[begin READING TEXT]
Thinking about the social-historical context at the time this episode aired, this episode truly encapsulates the general public's fear of the government creating such a powerful technology that it destroys us all. While obviously, a Scooby-Doo episode isn't going to show people being nuked, the implications are still obviously there. This episode reflects the central fear at the time of a powerful technology being created for good, but then used against us for evil purposes by outsiders. The episode paints the lab assistant, Ratfield, as this outsider, who is coming in to use the brothers' own technology against them. Moreover, while the episode never uses the word 'spy' to describe Ratfield, this episode also reflects the fear of communism. At the time, the United States was terrified that communists may be hiding among us. Symbolically, this episode has the Von Gizmo twins representing the United States, building a technology used for good, but then has Ratfield, who could symbolically represent the Soviet Union, come in and try to steal this technology to use for evil. Ratfield also represents the trope of a foreign invader being hidden among us, without anyone realizing who he truly is until he has already gained control of the technology.
[end READING TEXT]
[begin RECORDS SUPPLIED]
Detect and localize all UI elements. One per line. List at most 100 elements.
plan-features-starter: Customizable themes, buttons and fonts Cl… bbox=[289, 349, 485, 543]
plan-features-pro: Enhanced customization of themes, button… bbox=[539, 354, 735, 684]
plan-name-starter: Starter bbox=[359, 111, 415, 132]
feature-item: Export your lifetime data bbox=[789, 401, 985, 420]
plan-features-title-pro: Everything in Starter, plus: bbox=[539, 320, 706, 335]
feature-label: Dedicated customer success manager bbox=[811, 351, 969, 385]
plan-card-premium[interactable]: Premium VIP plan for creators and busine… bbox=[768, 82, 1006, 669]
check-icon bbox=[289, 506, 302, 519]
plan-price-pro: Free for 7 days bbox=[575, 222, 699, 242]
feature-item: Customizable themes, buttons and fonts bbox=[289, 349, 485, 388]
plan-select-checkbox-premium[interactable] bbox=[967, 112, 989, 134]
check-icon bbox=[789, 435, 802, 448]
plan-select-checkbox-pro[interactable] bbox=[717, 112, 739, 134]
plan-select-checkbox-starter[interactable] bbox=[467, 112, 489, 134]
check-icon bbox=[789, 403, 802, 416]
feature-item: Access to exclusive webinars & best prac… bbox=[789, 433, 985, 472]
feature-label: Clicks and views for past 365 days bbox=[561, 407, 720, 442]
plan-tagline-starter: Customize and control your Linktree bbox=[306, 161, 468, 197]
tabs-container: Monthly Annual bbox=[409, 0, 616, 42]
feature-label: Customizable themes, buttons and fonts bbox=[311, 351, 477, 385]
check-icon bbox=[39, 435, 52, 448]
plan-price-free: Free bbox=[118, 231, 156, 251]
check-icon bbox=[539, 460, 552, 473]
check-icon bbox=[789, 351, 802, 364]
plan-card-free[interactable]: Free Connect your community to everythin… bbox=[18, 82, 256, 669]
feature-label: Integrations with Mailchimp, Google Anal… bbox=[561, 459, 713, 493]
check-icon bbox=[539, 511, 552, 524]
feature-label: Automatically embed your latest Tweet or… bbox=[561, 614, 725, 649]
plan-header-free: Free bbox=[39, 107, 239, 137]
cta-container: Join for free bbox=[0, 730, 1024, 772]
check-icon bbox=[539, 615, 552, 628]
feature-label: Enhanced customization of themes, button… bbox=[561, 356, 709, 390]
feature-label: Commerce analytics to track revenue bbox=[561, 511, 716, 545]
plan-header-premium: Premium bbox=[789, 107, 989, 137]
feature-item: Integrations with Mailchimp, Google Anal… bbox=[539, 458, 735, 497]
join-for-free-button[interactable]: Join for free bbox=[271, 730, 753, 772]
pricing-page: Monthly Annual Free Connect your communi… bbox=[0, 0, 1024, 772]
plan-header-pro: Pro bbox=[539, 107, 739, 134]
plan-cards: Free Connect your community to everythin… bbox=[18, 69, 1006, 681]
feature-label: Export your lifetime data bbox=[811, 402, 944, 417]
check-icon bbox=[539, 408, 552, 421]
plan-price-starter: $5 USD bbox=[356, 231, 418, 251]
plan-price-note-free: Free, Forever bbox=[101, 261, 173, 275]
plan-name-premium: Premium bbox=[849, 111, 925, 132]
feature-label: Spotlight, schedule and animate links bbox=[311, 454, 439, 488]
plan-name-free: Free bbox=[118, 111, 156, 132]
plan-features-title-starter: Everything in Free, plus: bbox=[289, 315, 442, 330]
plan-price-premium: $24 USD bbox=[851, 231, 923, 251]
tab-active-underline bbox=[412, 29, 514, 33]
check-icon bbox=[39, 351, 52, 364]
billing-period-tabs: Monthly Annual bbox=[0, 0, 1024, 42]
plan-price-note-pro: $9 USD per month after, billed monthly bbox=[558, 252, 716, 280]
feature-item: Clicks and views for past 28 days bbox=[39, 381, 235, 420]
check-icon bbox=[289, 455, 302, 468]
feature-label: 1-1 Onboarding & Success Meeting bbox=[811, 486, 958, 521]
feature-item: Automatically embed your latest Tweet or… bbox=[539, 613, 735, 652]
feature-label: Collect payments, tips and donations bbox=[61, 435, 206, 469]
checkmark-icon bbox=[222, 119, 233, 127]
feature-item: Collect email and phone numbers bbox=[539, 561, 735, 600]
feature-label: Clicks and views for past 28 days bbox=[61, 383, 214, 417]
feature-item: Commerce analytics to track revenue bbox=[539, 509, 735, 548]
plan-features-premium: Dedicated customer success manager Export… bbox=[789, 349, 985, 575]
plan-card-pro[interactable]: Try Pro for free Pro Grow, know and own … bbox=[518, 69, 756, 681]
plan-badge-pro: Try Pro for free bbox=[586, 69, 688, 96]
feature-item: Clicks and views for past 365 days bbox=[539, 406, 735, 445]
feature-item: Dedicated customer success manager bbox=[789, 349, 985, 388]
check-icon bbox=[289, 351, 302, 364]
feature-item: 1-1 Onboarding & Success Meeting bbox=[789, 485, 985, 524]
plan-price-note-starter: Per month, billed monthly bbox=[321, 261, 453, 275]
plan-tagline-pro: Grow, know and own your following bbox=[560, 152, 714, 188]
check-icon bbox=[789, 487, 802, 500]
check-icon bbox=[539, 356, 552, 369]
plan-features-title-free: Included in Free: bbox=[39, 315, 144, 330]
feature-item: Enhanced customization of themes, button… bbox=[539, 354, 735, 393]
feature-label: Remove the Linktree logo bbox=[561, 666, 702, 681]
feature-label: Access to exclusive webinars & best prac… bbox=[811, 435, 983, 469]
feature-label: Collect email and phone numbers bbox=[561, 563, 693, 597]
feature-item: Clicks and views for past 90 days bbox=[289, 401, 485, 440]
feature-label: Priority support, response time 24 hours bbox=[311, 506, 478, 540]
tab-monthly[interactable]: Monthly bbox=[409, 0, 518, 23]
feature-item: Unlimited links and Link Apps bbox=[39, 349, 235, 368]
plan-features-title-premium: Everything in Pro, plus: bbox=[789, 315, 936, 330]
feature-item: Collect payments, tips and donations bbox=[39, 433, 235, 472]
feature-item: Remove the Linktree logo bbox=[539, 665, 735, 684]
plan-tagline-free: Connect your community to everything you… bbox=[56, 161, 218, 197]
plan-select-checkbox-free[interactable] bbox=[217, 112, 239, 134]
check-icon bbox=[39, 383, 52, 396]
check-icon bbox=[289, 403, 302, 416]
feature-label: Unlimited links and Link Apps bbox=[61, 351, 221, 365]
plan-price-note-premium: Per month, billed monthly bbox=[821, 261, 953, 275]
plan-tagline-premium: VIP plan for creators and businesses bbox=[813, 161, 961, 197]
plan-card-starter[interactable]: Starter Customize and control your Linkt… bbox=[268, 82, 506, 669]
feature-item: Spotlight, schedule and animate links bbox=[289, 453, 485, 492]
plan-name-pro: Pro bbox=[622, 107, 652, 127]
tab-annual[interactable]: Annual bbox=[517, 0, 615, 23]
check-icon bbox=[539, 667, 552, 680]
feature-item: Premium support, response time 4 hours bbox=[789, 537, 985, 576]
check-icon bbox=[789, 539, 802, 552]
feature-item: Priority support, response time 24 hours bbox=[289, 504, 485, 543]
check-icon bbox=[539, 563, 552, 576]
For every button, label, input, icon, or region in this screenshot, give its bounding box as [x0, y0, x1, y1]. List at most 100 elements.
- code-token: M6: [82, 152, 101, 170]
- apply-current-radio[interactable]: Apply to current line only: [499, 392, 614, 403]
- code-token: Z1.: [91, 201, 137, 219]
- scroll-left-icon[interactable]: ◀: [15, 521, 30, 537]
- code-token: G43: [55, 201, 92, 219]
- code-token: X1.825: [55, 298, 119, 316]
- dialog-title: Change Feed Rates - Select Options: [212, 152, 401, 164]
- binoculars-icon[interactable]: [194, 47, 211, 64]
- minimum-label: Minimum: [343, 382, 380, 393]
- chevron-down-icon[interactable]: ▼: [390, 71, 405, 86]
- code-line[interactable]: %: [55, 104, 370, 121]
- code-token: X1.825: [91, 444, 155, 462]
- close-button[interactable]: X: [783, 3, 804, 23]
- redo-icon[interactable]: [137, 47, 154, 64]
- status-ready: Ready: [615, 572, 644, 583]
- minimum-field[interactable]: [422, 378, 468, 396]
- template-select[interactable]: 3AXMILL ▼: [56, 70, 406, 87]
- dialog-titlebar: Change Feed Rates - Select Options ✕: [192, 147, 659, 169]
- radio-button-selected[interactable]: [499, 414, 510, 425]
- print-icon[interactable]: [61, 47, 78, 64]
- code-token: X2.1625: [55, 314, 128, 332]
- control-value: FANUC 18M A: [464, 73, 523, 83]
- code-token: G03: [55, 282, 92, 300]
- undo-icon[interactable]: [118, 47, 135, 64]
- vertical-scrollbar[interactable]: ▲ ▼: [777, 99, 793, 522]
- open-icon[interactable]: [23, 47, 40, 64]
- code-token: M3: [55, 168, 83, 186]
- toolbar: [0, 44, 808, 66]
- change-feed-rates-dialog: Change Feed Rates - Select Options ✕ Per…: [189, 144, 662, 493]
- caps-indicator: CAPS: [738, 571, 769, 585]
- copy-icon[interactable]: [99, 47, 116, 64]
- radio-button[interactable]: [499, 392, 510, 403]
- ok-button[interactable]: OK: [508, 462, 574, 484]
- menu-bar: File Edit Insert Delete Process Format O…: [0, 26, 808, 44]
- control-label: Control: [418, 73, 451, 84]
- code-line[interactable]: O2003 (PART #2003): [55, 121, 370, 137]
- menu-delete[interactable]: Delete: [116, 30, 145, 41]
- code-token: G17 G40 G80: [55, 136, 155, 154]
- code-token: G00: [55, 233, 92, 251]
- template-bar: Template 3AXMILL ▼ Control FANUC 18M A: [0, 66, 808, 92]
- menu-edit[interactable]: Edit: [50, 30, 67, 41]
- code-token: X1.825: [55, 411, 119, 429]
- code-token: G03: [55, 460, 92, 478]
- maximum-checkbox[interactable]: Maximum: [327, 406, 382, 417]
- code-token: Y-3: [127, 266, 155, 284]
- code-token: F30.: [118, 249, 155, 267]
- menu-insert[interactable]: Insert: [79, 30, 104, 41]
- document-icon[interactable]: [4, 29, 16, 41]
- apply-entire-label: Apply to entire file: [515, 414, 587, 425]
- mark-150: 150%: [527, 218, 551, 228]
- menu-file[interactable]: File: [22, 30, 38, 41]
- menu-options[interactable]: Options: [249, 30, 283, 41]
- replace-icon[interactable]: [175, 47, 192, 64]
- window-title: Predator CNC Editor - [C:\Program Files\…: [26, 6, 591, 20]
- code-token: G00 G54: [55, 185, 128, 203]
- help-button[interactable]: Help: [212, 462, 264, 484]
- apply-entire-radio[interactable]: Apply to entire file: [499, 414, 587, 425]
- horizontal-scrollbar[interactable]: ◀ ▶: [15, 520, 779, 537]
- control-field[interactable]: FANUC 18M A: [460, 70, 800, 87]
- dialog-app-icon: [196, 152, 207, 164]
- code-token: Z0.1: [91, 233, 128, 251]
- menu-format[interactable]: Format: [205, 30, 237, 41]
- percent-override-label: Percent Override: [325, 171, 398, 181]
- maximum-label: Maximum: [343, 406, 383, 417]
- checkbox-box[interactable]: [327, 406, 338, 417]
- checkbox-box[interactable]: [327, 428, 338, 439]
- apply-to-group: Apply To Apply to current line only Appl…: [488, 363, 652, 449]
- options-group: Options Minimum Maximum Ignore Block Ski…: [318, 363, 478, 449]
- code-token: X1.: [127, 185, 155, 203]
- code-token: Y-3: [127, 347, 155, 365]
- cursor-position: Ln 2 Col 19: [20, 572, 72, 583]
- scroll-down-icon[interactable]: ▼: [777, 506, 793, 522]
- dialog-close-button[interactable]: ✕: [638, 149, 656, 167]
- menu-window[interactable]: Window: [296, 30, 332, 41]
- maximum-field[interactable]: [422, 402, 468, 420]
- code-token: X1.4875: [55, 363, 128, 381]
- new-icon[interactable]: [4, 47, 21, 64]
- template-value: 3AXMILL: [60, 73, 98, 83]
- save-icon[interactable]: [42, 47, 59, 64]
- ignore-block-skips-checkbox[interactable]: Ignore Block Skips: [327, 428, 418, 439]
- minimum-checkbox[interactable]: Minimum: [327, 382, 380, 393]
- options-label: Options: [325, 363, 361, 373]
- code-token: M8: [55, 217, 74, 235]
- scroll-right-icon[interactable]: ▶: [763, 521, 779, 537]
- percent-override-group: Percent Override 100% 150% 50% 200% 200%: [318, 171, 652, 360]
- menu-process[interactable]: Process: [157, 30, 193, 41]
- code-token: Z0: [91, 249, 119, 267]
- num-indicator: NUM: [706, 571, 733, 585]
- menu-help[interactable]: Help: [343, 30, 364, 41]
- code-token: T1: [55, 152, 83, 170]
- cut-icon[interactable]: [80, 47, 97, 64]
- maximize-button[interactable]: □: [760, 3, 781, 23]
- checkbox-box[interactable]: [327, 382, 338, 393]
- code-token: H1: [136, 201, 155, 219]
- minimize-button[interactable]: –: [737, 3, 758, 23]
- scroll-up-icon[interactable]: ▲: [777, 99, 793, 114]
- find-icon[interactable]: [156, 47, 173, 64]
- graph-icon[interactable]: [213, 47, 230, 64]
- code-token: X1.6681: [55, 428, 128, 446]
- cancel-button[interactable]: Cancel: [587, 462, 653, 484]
[end RECORDS SUPPLIED]
→ TASKS:
1. In the reading text on the Scooby-Doo episode, what could Ratfield symbolically represent?
2. Carry on the text about the Scooby-Doo episode and its historical context from the point where it stops.
The lines have nothing to do with this.

→ OUTPUTS:
1. The Soviet Union.

2.
The Stoney Glare Stare
This episode represents our first episode that actually has instances of spies. While this episode takes us in a much more magical direction, even working in some ancient Greek mythology, this narrative of international takeover is still embedded in the episode.
The episode starts off with the gang in Greece, trying to stop an international criminal named Thaddeus Blimp from using the Mask of Medusa. This fabled mask has the power to turn anyone who looks at it into stone. Though a Scooby-Doo episode would never use the word "terrorist," arguably, Thaddeus Blimp does display such qualities in the episode. He expresses the desire to take over the world with this mask, which represents the struggle between the US and the Soviets. The Soviet Union and the US were both gigantic world superpowers at the time, and the main fear of the Cold War is that one superpower would overtake everything and "take over the world," either with democracy or with communism (depending on what side you were on). Thaddeus Blimp is the representation of such a terrorist figure who seeks to take over the world with nefarious technology. Whilst the Mask of Medusa is obviously not a real thing that has ever been used, you could argue that this magical device is a technology that could be used for warfare. By turning your opponents to stone, this shows that central fear of being completely helpless to a villainous entity that the Cold War was based upon.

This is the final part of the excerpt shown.